■ **Source records**
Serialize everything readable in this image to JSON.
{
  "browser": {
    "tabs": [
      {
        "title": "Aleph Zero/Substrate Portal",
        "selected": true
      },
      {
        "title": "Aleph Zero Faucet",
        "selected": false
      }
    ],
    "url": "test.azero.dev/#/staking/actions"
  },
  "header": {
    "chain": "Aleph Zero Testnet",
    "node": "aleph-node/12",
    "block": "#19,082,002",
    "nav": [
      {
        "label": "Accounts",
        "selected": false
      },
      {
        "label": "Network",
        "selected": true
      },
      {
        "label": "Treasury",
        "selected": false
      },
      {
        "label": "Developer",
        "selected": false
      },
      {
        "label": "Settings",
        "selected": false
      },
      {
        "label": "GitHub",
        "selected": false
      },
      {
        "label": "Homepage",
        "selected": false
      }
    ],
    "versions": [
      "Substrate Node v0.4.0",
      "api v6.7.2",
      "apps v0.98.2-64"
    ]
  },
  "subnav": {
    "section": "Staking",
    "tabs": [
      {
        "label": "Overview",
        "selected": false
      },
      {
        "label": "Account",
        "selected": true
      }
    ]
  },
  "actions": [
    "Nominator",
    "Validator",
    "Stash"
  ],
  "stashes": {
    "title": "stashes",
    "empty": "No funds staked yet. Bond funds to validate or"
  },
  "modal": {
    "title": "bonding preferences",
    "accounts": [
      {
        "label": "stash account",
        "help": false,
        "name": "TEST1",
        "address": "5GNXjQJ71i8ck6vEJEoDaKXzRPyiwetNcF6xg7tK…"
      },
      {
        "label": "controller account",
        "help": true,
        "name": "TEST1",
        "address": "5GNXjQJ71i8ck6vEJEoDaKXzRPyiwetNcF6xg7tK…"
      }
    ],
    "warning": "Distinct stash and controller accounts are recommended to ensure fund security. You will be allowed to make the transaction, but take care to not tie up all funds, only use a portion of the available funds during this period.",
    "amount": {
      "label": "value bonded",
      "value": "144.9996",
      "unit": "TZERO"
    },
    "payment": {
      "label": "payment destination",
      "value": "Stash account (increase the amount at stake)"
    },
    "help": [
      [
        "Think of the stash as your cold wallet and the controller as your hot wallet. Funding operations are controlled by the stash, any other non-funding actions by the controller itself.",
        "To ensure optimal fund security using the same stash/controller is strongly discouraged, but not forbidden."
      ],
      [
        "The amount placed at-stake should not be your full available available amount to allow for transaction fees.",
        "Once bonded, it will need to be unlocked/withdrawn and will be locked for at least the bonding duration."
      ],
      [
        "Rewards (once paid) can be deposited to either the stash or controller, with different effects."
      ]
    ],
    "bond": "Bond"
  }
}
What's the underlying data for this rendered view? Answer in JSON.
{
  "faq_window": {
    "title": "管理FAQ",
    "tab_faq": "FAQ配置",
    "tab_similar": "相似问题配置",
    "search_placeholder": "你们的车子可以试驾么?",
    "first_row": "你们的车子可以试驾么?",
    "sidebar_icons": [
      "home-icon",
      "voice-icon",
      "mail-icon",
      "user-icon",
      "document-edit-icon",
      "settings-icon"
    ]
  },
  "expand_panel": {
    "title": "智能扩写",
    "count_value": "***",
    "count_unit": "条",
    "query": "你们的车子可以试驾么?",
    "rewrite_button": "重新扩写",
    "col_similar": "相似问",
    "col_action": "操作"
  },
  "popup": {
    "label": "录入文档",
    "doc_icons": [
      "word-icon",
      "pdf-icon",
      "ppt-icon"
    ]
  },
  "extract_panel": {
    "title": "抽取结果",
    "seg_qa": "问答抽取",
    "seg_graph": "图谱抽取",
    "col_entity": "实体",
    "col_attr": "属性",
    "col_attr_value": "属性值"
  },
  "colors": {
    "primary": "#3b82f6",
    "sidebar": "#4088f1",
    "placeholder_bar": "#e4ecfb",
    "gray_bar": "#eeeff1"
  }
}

■ **Exercise goal**
Write the number of lines containing the word "bonded" and nothing besides it.

■ **Result of the exercise**
2